**Instructions for the task**
Filter the listing and keep only the lines with the word "中以投票方式经半数以上同学评议推优".

**Listed records**
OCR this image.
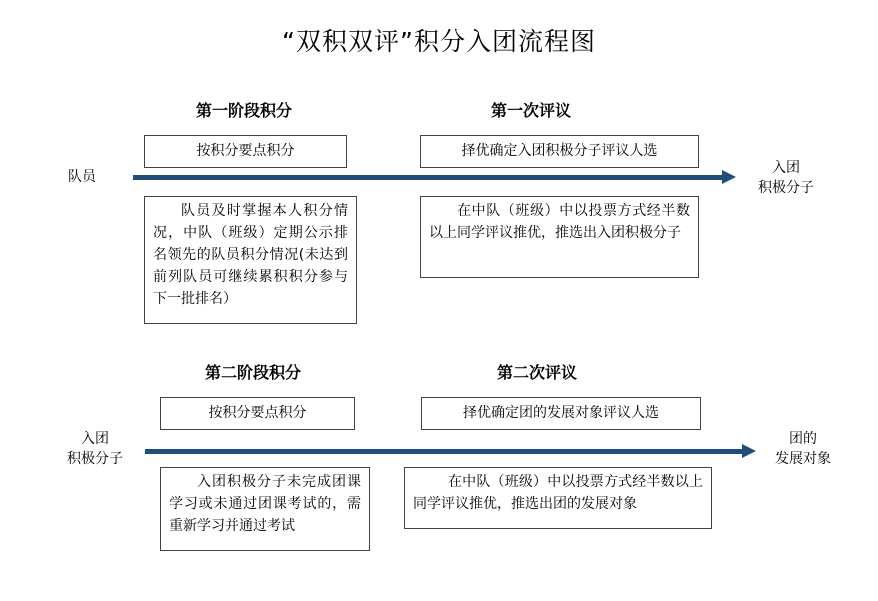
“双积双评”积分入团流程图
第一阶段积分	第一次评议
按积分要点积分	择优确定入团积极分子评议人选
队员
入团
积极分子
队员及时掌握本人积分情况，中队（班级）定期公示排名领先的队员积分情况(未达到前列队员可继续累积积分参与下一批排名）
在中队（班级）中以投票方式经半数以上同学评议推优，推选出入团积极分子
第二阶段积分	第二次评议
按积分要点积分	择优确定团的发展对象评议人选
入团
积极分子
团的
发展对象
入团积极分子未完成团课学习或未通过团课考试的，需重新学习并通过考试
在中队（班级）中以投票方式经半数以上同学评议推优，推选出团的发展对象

**Response to this task**
在中队（班级）中以投票方式经半数以上同学评议推优，推选出入团积极分子
在中队（班级）中以投票方式经半数以上同学评议推优，推选出团的发展对象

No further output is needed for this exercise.